# Records that describe figures:
:::
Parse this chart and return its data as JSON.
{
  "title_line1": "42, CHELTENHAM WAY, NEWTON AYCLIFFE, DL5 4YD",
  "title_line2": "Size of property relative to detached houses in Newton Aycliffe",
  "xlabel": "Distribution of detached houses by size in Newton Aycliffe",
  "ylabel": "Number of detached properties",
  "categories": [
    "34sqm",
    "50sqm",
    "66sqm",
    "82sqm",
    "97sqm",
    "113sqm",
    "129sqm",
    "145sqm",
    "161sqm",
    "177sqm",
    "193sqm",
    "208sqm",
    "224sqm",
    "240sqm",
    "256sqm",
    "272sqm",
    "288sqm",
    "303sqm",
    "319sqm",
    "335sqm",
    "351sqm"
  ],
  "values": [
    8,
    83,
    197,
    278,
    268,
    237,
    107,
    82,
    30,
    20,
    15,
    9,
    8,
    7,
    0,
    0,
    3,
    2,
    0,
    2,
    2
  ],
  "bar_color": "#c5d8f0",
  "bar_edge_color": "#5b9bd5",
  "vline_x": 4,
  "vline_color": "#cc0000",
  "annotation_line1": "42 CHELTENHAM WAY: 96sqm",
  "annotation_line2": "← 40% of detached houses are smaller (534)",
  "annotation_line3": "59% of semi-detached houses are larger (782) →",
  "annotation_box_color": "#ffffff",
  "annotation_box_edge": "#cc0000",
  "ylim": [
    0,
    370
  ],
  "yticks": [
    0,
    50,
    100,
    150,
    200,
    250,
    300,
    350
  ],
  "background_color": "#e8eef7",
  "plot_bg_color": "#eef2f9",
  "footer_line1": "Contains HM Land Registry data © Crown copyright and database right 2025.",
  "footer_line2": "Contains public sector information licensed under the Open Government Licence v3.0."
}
:::
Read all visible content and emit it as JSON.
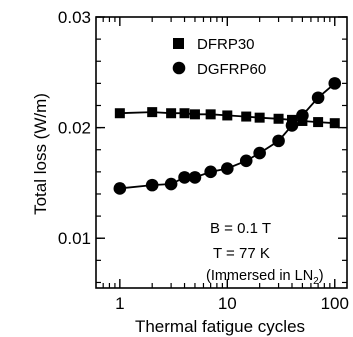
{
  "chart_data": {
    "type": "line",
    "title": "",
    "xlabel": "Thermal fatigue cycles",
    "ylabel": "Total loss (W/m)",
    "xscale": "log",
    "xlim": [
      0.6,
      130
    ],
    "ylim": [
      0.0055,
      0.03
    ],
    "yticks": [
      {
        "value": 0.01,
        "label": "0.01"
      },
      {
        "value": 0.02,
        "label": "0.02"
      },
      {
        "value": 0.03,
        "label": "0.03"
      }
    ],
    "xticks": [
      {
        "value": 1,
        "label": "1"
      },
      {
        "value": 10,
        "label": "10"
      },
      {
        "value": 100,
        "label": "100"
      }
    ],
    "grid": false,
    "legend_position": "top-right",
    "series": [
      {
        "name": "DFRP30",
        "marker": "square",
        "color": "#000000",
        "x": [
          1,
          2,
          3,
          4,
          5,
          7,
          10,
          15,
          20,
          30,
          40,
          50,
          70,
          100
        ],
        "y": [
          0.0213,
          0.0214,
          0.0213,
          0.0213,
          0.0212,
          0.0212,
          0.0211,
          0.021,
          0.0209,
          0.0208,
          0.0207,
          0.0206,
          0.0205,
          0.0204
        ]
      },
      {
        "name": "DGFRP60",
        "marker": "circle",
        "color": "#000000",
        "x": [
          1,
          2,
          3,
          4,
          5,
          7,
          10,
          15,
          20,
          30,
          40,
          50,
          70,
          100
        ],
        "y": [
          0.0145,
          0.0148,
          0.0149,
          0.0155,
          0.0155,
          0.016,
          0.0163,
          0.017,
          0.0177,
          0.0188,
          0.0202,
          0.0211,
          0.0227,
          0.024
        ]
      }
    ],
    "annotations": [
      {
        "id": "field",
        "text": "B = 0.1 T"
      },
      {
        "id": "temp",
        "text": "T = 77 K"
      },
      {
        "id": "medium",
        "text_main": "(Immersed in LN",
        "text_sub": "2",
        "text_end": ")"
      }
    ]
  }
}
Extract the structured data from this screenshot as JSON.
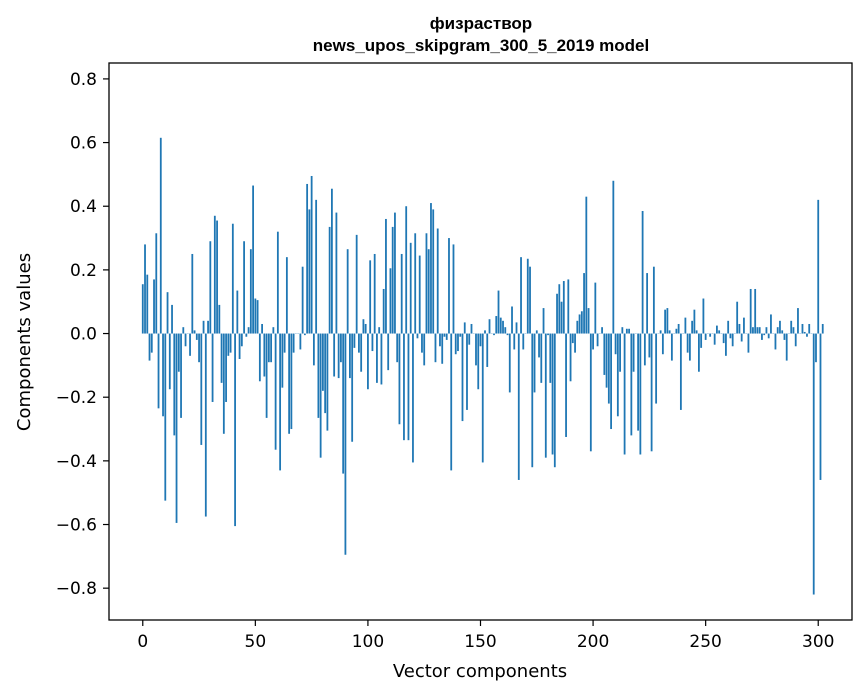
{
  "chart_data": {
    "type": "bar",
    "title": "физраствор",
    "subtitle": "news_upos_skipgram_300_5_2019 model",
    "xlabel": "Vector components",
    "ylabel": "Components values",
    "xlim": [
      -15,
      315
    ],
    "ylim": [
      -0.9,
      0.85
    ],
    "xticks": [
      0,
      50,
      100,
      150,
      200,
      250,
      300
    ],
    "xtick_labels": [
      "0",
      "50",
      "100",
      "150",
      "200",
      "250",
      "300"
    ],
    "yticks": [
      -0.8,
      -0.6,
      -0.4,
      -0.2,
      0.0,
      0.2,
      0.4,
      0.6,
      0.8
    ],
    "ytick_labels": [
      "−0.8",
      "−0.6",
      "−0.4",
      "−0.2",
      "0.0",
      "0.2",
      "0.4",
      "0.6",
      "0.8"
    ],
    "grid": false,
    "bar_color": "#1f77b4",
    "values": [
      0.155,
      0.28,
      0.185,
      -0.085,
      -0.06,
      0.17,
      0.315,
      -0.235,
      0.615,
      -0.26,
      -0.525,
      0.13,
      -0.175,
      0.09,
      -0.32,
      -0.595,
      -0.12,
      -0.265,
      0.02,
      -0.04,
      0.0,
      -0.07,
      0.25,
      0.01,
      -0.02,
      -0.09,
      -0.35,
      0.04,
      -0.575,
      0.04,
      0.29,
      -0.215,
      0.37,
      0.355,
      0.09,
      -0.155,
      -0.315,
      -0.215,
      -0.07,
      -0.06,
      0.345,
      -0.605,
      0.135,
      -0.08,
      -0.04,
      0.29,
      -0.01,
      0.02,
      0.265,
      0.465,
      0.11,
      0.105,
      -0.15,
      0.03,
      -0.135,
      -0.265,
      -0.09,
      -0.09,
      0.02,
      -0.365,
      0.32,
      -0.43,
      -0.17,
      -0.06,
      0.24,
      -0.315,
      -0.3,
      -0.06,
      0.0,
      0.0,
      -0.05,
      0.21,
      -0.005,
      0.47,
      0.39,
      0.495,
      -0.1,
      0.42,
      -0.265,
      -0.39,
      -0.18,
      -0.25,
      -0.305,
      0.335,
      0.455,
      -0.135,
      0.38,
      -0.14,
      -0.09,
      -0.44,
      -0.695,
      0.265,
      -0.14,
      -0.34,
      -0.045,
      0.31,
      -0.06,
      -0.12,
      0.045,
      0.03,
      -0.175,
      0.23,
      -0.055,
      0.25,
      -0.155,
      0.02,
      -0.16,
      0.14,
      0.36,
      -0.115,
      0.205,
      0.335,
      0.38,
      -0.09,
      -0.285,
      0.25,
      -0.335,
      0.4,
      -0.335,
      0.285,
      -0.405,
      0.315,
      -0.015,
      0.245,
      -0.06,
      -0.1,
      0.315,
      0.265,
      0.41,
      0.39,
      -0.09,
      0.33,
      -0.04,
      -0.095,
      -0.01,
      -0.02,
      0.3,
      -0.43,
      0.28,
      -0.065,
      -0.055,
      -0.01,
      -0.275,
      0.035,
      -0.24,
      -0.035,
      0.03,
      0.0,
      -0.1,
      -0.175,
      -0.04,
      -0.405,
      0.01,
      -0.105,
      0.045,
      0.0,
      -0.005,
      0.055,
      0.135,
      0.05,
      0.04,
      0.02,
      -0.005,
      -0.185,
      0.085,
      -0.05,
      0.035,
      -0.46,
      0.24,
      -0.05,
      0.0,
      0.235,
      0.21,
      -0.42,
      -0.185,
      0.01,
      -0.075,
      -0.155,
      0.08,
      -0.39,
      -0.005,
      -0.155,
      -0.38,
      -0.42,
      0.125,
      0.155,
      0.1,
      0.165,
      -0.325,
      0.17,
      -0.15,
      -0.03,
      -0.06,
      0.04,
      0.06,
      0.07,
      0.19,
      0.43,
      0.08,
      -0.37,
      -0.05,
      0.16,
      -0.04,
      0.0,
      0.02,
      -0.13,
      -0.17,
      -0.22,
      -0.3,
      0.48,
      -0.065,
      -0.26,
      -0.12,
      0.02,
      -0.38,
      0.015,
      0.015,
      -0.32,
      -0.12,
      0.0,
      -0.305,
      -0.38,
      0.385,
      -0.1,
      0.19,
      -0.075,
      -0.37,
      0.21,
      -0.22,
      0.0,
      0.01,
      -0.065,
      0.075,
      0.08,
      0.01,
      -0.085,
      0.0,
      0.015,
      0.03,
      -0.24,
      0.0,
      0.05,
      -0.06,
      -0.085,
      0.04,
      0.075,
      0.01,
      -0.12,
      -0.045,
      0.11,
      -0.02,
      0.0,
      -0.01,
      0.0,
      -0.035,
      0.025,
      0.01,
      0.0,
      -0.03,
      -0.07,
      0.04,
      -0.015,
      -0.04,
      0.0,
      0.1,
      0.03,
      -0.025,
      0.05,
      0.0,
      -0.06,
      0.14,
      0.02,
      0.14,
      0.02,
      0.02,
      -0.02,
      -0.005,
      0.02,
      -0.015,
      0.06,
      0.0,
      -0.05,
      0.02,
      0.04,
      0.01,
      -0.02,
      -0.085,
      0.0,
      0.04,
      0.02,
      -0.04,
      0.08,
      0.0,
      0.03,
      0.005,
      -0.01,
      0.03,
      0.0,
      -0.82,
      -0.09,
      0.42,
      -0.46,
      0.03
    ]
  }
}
:::
Pull every line containing "ylabel" from the material above.

# EXERCISE RESULT:
  "ylabel": "Number of detached properties",
    "ylabel": "Total loss (W/m)",
    "ylabel": "Components values",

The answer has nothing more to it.